--- Start of Raw records ---
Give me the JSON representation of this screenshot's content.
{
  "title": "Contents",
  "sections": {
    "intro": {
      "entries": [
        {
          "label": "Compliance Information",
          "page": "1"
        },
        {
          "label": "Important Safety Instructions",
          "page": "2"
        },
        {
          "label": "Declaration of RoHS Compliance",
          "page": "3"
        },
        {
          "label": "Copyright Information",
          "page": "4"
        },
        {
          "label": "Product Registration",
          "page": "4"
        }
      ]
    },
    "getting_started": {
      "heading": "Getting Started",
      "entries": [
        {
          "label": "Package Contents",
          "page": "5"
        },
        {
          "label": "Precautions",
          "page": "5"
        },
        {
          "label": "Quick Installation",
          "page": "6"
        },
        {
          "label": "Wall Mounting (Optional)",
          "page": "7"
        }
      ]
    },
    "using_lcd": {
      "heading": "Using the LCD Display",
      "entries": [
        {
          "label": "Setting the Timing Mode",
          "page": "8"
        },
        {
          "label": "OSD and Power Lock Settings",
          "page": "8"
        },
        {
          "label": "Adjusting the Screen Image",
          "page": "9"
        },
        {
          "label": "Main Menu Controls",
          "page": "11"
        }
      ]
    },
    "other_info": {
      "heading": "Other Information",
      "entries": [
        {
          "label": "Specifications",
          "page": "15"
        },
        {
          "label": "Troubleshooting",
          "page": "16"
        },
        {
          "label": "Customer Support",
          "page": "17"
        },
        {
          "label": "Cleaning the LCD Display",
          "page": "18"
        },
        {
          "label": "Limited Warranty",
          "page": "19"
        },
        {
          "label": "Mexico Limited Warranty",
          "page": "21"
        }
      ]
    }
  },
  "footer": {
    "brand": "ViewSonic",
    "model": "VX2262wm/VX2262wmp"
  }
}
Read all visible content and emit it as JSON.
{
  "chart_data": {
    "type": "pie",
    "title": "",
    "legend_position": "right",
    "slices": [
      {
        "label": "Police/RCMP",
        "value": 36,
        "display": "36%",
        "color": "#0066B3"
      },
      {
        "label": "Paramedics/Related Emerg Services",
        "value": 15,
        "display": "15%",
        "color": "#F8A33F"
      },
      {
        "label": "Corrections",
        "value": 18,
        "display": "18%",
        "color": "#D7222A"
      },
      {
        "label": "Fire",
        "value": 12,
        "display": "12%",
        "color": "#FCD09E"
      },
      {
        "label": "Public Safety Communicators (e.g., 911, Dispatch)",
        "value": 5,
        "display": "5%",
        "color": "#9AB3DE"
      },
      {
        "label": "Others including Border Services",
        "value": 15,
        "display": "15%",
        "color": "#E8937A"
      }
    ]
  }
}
--- End of Raw records ---
Requirement
Return every record above exactly as it appears.

Written response
Give me the JSON representation of this screenshot's content.
{
  "title": "Contents",
  "sections": {
    "intro": {
      "entries": [
        {
          "label": "Compliance Information",
          "page": "1"
        },
        {
          "label": "Important Safety Instructions",
          "page": "2"
        },
        {
          "label": "Declaration of RoHS Compliance",
          "page": "3"
        },
        {
          "label": "Copyright Information",
          "page": "4"
        },
        {
          "label": "Product Registration",
          "page": "4"
        }
      ]
    },
    "getting_started": {
      "heading": "Getting Started",
      "entries": [
        {
          "label": "Package Contents",
          "page": "5"
        },
        {
          "label": "Precautions",
          "page": "5"
        },
        {
          "label": "Quick Installation",
          "page": "6"
        },
        {
          "label": "Wall Mounting (Optional)",
          "page": "7"
        }
      ]
    },
    "using_lcd": {
      "heading": "Using the LCD Display",
      "entries": [
        {
          "label": "Setting the Timing Mode",
          "page": "8"
        },
        {
          "label": "OSD and Power Lock Settings",
          "page": "8"
        },
        {
          "label": "Adjusting the Screen Image",
          "page": "9"
        },
        {
          "label": "Main Menu Controls",
          "page": "11"
        }
      ]
    },
    "other_info": {
      "heading": "Other Information",
      "entries": [
        {
          "label": "Specifications",
          "page": "15"
        },
        {
          "label": "Troubleshooting",
          "page": "16"
        },
        {
          "label": "Customer Support",
          "page": "17"
        },
        {
          "label": "Cleaning the LCD Display",
          "page": "18"
        },
        {
          "label": "Limited Warranty",
          "page": "19"
        },
        {
          "label": "Mexico Limited Warranty",
          "page": "21"
        }
      ]
    }
  },
  "footer": {
    "brand": "ViewSonic",
    "model": "VX2262wm/VX2262wmp"
  }
}
Read all visible content and emit it as JSON.
{
  "chart_data": {
    "type": "pie",
    "title": "",
    "legend_position": "right",
    "slices": [
      {
        "label": "Police/RCMP",
        "value": 36,
        "display": "36%",
        "color": "#0066B3"
      },
      {
        "label": "Paramedics/Related Emerg Services",
        "value": 15,
        "display": "15%",
        "color": "#F8A33F"
      },
      {
        "label": "Corrections",
        "value": 18,
        "display": "18%",
        "color": "#D7222A"
      },
      {
        "label": "Fire",
        "value": 12,
        "display": "12%",
        "color": "#FCD09E"
      },
      {
        "label": "Public Safety Communicators (e.g., 911, Dispatch)",
        "value": 5,
        "display": "5%",
        "color": "#9AB3DE"
      },
      {
        "label": "Others including Border Services",
        "value": 15,
        "display": "15%",
        "color": "#E8937A"
      }
    ]
  }
}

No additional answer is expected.